* _Aim of the exercise_
What follows is a set of records; restate each one word for word and drop the pictures.

::: Records to use :::

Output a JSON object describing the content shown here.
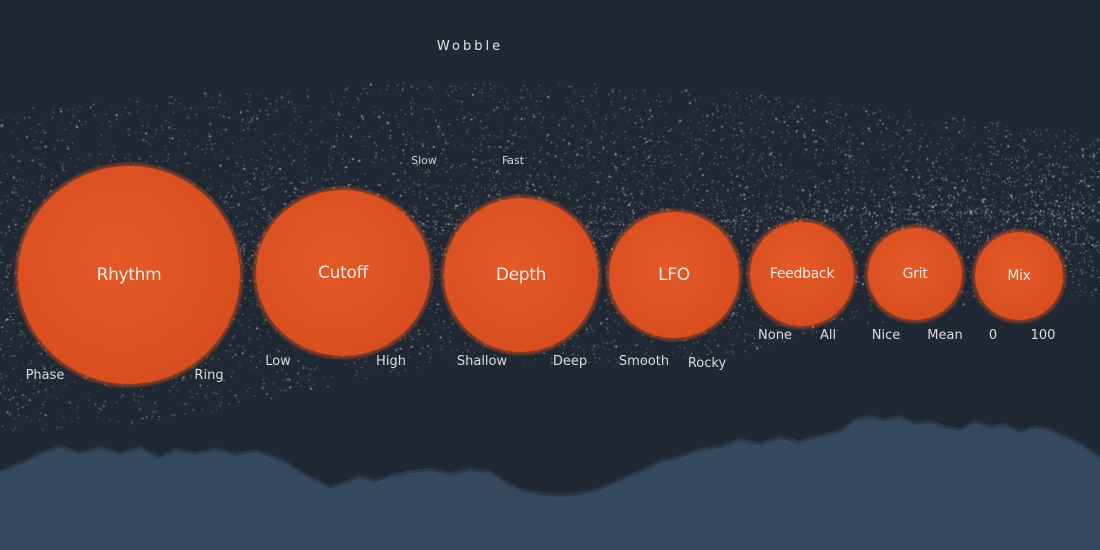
{
  "plugin": {
    "title": "Wobble"
  },
  "speed": {
    "min_label": "Slow",
    "max_label": "Fast"
  },
  "knobs": [
    {
      "label": "Rhythm",
      "min_label": "Phase",
      "max_label": "Ring"
    },
    {
      "label": "Cutoff",
      "min_label": "Low",
      "max_label": "High"
    },
    {
      "label": "Depth",
      "min_label": "Shallow",
      "max_label": "Deep"
    },
    {
      "label": "LFO",
      "min_label": "Smooth",
      "max_label": "Rocky"
    },
    {
      "label": "Feedback",
      "min_label": "None",
      "max_label": "All"
    },
    {
      "label": "Grit",
      "min_label": "Nice",
      "max_label": "Mean"
    },
    {
      "label": "Mix",
      "min_label": "0",
      "max_label": "100"
    }
  ],
  "colors": {
    "background": "#1f2833",
    "knob": "#db5021",
    "mountains": "#34495e",
    "text": "#e6e6e6"
  }
}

:::

* _Solved problem_
Output a JSON object describing the content shown here.
{
  "plugin": {
    "title": "Wobble"
  },
  "speed": {
    "min_label": "Slow",
    "max_label": "Fast"
  },
  "knobs": [
    {
      "label": "Rhythm",
      "min_label": "Phase",
      "max_label": "Ring"
    },
    {
      "label": "Cutoff",
      "min_label": "Low",
      "max_label": "High"
    },
    {
      "label": "Depth",
      "min_label": "Shallow",
      "max_label": "Deep"
    },
    {
      "label": "LFO",
      "min_label": "Smooth",
      "max_label": "Rocky"
    },
    {
      "label": "Feedback",
      "min_label": "None",
      "max_label": "All"
    },
    {
      "label": "Grit",
      "min_label": "Nice",
      "max_label": "Mean"
    },
    {
      "label": "Mix",
      "min_label": "0",
      "max_label": "100"
    }
  ],
  "colors": {
    "background": "#1f2833",
    "knob": "#db5021",
    "mountains": "#34495e",
    "text": "#e6e6e6"
  }
}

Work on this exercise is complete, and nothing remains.